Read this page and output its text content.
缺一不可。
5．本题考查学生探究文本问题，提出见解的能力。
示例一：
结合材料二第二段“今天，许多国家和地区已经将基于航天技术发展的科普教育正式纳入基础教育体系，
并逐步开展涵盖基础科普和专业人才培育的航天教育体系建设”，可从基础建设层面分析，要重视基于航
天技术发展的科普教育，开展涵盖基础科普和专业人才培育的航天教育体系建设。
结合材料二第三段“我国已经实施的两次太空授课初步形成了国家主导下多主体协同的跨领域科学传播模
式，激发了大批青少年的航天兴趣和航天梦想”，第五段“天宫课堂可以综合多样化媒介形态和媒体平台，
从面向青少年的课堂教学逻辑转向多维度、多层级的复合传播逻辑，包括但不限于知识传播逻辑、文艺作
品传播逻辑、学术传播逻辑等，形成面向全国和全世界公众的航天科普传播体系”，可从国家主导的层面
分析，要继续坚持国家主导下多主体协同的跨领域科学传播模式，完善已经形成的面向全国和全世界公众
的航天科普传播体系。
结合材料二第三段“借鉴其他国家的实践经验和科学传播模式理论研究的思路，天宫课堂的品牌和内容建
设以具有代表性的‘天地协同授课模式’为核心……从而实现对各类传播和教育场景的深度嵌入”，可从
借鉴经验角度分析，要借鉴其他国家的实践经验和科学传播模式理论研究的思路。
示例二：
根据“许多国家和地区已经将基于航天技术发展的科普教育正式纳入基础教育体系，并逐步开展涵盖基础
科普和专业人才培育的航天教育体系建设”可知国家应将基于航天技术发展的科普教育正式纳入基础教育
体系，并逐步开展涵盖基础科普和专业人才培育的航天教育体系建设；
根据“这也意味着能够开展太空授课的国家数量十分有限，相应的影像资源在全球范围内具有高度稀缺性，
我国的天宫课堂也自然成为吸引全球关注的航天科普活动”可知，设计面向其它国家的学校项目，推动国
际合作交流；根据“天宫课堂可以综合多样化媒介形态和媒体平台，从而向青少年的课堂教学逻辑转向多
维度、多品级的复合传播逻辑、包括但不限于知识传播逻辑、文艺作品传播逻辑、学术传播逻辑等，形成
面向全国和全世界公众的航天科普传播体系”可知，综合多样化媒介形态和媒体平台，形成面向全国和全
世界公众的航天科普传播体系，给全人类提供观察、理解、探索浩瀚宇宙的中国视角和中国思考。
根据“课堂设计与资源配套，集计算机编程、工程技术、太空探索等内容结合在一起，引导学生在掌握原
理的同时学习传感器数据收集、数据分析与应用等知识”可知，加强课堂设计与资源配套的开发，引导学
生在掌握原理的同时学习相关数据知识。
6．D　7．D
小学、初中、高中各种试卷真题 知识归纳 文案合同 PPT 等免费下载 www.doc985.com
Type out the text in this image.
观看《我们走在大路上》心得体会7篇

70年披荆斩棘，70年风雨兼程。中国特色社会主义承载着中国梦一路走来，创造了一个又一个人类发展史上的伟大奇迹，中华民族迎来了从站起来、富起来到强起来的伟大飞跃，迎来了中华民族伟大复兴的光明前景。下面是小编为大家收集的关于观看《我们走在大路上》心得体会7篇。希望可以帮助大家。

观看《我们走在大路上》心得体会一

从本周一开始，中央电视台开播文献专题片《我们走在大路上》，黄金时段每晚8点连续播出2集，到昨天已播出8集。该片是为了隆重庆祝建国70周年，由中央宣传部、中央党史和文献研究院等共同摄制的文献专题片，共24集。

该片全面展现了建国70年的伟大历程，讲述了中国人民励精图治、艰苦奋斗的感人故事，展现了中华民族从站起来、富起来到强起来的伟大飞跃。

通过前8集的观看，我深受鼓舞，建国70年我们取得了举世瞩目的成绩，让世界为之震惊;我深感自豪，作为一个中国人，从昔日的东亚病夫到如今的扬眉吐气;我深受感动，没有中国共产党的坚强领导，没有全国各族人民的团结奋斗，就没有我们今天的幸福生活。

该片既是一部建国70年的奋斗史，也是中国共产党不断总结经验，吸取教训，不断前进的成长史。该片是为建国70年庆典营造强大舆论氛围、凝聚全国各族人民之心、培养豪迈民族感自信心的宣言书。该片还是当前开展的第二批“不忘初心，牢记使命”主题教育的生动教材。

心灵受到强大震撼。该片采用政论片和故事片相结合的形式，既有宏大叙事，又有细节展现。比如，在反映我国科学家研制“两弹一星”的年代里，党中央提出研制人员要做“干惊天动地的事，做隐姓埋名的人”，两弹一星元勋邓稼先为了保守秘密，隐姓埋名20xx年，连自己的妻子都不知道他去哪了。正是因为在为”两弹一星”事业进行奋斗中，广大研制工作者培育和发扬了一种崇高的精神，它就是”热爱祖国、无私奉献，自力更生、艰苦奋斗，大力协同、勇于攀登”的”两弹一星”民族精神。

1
____________________
**Directions:** Repeat the whole listing exactly, keeping every line intact.

**In response:**
Read this page and output its text content.
缺一不可。
5．本题考查学生探究文本问题，提出见解的能力。
示例一：
结合材料二第二段“今天，许多国家和地区已经将基于航天技术发展的科普教育正式纳入基础教育体系，
并逐步开展涵盖基础科普和专业人才培育的航天教育体系建设”，可从基础建设层面分析，要重视基于航
天技术发展的科普教育，开展涵盖基础科普和专业人才培育的航天教育体系建设。
结合材料二第三段“我国已经实施的两次太空授课初步形成了国家主导下多主体协同的跨领域科学传播模
式，激发了大批青少年的航天兴趣和航天梦想”，第五段“天宫课堂可以综合多样化媒介形态和媒体平台，
从面向青少年的课堂教学逻辑转向多维度、多层级的复合传播逻辑，包括但不限于知识传播逻辑、文艺作
品传播逻辑、学术传播逻辑等，形成面向全国和全世界公众的航天科普传播体系”，可从国家主导的层面
分析，要继续坚持国家主导下多主体协同的跨领域科学传播模式，完善已经形成的面向全国和全世界公众
的航天科普传播体系。
结合材料二第三段“借鉴其他国家的实践经验和科学传播模式理论研究的思路，天宫课堂的品牌和内容建
设以具有代表性的‘天地协同授课模式’为核心……从而实现对各类传播和教育场景的深度嵌入”，可从
借鉴经验角度分析，要借鉴其他国家的实践经验和科学传播模式理论研究的思路。
示例二：
根据“许多国家和地区已经将基于航天技术发展的科普教育正式纳入基础教育体系，并逐步开展涵盖基础
科普和专业人才培育的航天教育体系建设”可知国家应将基于航天技术发展的科普教育正式纳入基础教育
体系，并逐步开展涵盖基础科普和专业人才培育的航天教育体系建设；
根据“这也意味着能够开展太空授课的国家数量十分有限，相应的影像资源在全球范围内具有高度稀缺性，
我国的天宫课堂也自然成为吸引全球关注的航天科普活动”可知，设计面向其它国家的学校项目，推动国
际合作交流；根据“天宫课堂可以综合多样化媒介形态和媒体平台，从而向青少年的课堂教学逻辑转向多
维度、多品级的复合传播逻辑、包括但不限于知识传播逻辑、文艺作品传播逻辑、学术传播逻辑等，形成
面向全国和全世界公众的航天科普传播体系”可知，综合多样化媒介形态和媒体平台，形成面向全国和全
世界公众的航天科普传播体系，给全人类提供观察、理解、探索浩瀚宇宙的中国视角和中国思考。
根据“课堂设计与资源配套，集计算机编程、工程技术、太空探索等内容结合在一起，引导学生在掌握原
理的同时学习传感器数据收集、数据分析与应用等知识”可知，加强课堂设计与资源配套的开发，引导学
生在掌握原理的同时学习相关数据知识。
6．D　7．D
小学、初中、高中各种试卷真题 知识归纳 文案合同 PPT 等免费下载 www.doc985.com
Type out the text in this image.
观看《我们走在大路上》心得体会7篇

70年披荆斩棘，70年风雨兼程。中国特色社会主义承载着中国梦一路走来，创造了一个又一个人类发展史上的伟大奇迹，中华民族迎来了从站起来、富起来到强起来的伟大飞跃，迎来了中华民族伟大复兴的光明前景。下面是小编为大家收集的关于观看《我们走在大路上》心得体会7篇。希望可以帮助大家。

观看《我们走在大路上》心得体会一

从本周一开始，中央电视台开播文献专题片《我们走在大路上》，黄金时段每晚8点连续播出2集，到昨天已播出8集。该片是为了隆重庆祝建国70周年，由中央宣传部、中央党史和文献研究院等共同摄制的文献专题片，共24集。

该片全面展现了建国70年的伟大历程，讲述了中国人民励精图治、艰苦奋斗的感人故事，展现了中华民族从站起来、富起来到强起来的伟大飞跃。

通过前8集的观看，我深受鼓舞，建国70年我们取得了举世瞩目的成绩，让世界为之震惊;我深感自豪，作为一个中国人，从昔日的东亚病夫到如今的扬眉吐气;我深受感动，没有中国共产党的坚强领导，没有全国各族人民的团结奋斗，就没有我们今天的幸福生活。

该片既是一部建国70年的奋斗史，也是中国共产党不断总结经验，吸取教训，不断前进的成长史。该片是为建国70年庆典营造强大舆论氛围、凝聚全国各族人民之心、培养豪迈民族感自信心的宣言书。该片还是当前开展的第二批“不忘初心，牢记使命”主题教育的生动教材。

心灵受到强大震撼。该片采用政论片和故事片相结合的形式，既有宏大叙事，又有细节展现。比如，在反映我国科学家研制“两弹一星”的年代里，党中央提出研制人员要做“干惊天动地的事，做隐姓埋名的人”，两弹一星元勋邓稼先为了保守秘密，隐姓埋名20xx年，连自己的妻子都不知道他去哪了。正是因为在为”两弹一星”事业进行奋斗中，广大研制工作者培育和发扬了一种崇高的精神，它就是”热爱祖国、无私奉献，自力更生、艰苦奋斗，大力协同、勇于攀登”的”两弹一星”民族精神。

1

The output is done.